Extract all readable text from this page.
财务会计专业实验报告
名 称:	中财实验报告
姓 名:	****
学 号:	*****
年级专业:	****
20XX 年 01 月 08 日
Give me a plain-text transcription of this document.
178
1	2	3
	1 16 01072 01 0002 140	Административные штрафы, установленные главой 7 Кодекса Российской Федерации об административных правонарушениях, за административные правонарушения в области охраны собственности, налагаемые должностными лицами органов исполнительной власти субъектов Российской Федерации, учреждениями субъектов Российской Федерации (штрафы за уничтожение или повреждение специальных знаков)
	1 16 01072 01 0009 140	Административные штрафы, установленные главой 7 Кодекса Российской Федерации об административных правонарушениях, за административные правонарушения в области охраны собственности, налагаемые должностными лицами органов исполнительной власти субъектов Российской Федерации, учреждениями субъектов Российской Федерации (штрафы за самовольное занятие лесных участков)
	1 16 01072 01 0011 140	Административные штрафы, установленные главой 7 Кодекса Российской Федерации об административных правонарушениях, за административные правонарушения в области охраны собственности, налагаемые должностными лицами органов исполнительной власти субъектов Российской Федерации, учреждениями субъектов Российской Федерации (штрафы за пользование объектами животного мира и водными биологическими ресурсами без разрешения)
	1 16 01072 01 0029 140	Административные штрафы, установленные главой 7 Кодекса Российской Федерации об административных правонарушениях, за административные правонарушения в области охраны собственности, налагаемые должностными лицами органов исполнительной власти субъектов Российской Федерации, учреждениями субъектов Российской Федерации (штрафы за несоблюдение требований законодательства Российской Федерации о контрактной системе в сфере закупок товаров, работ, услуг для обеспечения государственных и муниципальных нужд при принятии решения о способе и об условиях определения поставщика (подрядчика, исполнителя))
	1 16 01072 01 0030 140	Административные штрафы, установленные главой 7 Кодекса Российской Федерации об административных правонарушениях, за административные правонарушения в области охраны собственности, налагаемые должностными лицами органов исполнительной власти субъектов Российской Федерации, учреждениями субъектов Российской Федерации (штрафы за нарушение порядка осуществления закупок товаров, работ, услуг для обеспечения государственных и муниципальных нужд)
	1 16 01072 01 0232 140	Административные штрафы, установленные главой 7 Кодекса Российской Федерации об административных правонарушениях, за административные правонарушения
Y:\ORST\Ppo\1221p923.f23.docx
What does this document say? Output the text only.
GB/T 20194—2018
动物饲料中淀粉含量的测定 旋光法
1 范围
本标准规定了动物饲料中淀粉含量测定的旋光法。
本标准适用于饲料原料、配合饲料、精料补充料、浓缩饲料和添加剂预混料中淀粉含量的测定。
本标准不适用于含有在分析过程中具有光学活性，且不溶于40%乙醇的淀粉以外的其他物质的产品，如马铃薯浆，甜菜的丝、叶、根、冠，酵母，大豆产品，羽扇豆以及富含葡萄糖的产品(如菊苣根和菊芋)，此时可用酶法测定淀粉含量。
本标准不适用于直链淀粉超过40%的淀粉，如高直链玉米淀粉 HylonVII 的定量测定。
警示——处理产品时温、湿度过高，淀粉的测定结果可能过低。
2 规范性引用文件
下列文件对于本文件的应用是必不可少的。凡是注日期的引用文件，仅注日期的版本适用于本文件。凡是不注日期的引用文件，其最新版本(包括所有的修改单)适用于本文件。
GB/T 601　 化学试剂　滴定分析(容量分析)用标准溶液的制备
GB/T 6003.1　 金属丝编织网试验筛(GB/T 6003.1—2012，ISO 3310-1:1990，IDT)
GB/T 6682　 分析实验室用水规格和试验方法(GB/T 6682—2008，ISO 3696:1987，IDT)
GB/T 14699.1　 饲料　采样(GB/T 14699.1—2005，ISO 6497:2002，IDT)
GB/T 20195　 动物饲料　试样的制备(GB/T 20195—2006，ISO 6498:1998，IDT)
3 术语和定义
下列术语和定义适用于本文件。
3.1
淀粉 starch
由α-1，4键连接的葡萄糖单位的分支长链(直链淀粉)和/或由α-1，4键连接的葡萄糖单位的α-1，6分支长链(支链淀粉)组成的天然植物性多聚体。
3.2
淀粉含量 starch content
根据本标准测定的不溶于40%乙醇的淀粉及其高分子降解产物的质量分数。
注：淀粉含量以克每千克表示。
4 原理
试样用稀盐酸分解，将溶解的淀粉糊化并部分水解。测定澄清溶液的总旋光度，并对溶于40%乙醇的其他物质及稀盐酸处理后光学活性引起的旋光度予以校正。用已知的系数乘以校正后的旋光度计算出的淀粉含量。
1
□ □ □ □ □ □ □
* STATED EXERCISE *
Lines that include the word "text" — how many are there in the data? Answer with the number alone.

* RESPONSE BELOW *
3